-------- Task material

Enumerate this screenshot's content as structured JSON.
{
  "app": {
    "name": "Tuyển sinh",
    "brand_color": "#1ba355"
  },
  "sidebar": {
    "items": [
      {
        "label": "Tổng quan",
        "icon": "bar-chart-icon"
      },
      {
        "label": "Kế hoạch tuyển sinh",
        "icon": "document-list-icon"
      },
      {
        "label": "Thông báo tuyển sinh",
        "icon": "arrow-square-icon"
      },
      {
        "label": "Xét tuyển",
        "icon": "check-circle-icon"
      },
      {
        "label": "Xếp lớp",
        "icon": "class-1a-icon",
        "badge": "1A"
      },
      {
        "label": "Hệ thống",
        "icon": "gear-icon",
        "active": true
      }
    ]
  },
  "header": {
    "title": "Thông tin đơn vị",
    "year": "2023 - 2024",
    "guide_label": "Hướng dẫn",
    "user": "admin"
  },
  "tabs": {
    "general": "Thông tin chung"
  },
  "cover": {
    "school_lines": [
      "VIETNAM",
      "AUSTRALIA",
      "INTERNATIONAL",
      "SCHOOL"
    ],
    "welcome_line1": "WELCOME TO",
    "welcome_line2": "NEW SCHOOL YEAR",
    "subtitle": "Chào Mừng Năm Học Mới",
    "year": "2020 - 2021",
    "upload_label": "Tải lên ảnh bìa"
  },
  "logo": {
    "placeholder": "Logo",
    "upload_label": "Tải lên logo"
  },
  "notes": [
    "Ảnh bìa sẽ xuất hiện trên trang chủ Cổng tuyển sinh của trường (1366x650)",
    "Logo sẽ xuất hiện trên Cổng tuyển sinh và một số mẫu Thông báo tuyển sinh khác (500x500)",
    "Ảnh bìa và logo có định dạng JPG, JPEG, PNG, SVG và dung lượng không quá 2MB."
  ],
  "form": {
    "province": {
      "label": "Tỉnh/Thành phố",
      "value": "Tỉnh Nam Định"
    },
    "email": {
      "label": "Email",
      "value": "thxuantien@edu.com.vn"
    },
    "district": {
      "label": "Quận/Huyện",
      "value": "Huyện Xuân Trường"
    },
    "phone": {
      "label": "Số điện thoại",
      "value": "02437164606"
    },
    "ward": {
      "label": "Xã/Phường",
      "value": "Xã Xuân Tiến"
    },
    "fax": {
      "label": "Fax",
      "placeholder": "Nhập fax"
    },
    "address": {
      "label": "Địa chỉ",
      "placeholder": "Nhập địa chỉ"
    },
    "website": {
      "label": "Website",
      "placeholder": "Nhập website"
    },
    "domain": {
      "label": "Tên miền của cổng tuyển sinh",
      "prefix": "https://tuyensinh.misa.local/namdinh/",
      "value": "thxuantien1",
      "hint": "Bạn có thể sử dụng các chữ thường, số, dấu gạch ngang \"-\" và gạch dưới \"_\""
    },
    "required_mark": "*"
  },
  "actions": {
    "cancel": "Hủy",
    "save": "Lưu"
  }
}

----------------

Exercise brief: Write out every entry above, word for word.

Solution to the exercise:
Enumerate this screenshot's content as structured JSON.
{
  "app": {
    "name": "Tuyển sinh",
    "brand_color": "#1ba355"
  },
  "sidebar": {
    "items": [
      {
        "label": "Tổng quan",
        "icon": "bar-chart-icon"
      },
      {
        "label": "Kế hoạch tuyển sinh",
        "icon": "document-list-icon"
      },
      {
        "label": "Thông báo tuyển sinh",
        "icon": "arrow-square-icon"
      },
      {
        "label": "Xét tuyển",
        "icon": "check-circle-icon"
      },
      {
        "label": "Xếp lớp",
        "icon": "class-1a-icon",
        "badge": "1A"
      },
      {
        "label": "Hệ thống",
        "icon": "gear-icon",
        "active": true
      }
    ]
  },
  "header": {
    "title": "Thông tin đơn vị",
    "year": "2023 - 2024",
    "guide_label": "Hướng dẫn",
    "user": "admin"
  },
  "tabs": {
    "general": "Thông tin chung"
  },
  "cover": {
    "school_lines": [
      "VIETNAM",
      "AUSTRALIA",
      "INTERNATIONAL",
      "SCHOOL"
    ],
    "welcome_line1": "WELCOME TO",
    "welcome_line2": "NEW SCHOOL YEAR",
    "subtitle": "Chào Mừng Năm Học Mới",
    "year": "2020 - 2021",
    "upload_label": "Tải lên ảnh bìa"
  },
  "logo": {
    "placeholder": "Logo",
    "upload_label": "Tải lên logo"
  },
  "notes": [
    "Ảnh bìa sẽ xuất hiện trên trang chủ Cổng tuyển sinh của trường (1366x650)",
    "Logo sẽ xuất hiện trên Cổng tuyển sinh và một số mẫu Thông báo tuyển sinh khác (500x500)",
    "Ảnh bìa và logo có định dạng JPG, JPEG, PNG, SVG và dung lượng không quá 2MB."
  ],
  "form": {
    "province": {
      "label": "Tỉnh/Thành phố",
      "value": "Tỉnh Nam Định"
    },
    "email": {
      "label": "Email",
      "value": "thxuantien@edu.com.vn"
    },
    "district": {
      "label": "Quận/Huyện",
      "value": "Huyện Xuân Trường"
    },
    "phone": {
      "label": "Số điện thoại",
      "value": "02437164606"
    },
    "ward": {
      "label": "Xã/Phường",
      "value": "Xã Xuân Tiến"
    },
    "fax": {
      "label": "Fax",
      "placeholder": "Nhập fax"
    },
    "address": {
      "label": "Địa chỉ",
      "placeholder": "Nhập địa chỉ"
    },
    "website": {
      "label": "Website",
      "placeholder": "Nhập website"
    },
    "domain": {
      "label": "Tên miền của cổng tuyển sinh",
      "prefix": "https://tuyensinh.misa.local/namdinh/",
      "value": "thxuantien1",
      "hint": "Bạn có thể sử dụng các chữ thường, số, dấu gạch ngang \"-\" và gạch dưới \"_\""
    },
    "required_mark": "*"
  },
  "actions": {
    "cancel": "Hủy",
    "save": "Lưu"
  }
}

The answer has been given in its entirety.